====== Task material ======
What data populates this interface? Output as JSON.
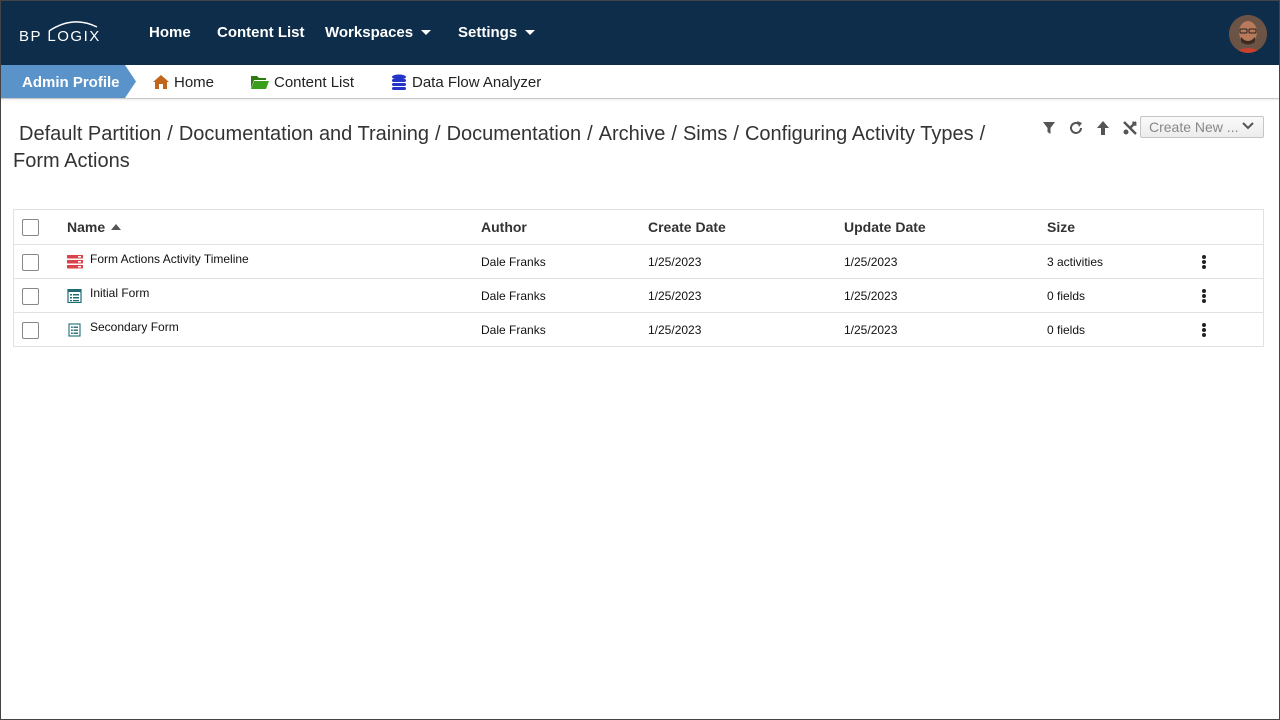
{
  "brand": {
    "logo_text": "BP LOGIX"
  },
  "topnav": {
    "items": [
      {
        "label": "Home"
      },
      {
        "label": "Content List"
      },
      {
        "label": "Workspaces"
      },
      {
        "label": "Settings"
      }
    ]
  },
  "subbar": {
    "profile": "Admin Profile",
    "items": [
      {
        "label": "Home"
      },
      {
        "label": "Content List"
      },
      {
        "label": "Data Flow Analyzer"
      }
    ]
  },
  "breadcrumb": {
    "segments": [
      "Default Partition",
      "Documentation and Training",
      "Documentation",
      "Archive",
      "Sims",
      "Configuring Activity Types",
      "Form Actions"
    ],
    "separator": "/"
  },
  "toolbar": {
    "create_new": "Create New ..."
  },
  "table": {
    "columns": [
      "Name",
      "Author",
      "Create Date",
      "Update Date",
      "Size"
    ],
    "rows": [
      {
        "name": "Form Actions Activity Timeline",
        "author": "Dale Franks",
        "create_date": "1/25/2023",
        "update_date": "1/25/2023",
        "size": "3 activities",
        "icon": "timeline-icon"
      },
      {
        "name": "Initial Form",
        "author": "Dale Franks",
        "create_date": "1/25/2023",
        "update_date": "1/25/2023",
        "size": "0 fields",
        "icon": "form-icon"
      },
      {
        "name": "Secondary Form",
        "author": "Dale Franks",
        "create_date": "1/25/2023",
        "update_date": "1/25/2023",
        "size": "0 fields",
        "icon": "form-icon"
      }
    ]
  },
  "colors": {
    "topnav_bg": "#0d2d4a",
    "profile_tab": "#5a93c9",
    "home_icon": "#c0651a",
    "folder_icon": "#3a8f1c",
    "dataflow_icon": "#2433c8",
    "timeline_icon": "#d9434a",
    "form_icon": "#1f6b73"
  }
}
======
Written instruction: In the lines above, locate the string "Actions". Copy every line where it occurs.

Task output:
      "Form Actions"
        "name": "Form Actions Activity Timeline",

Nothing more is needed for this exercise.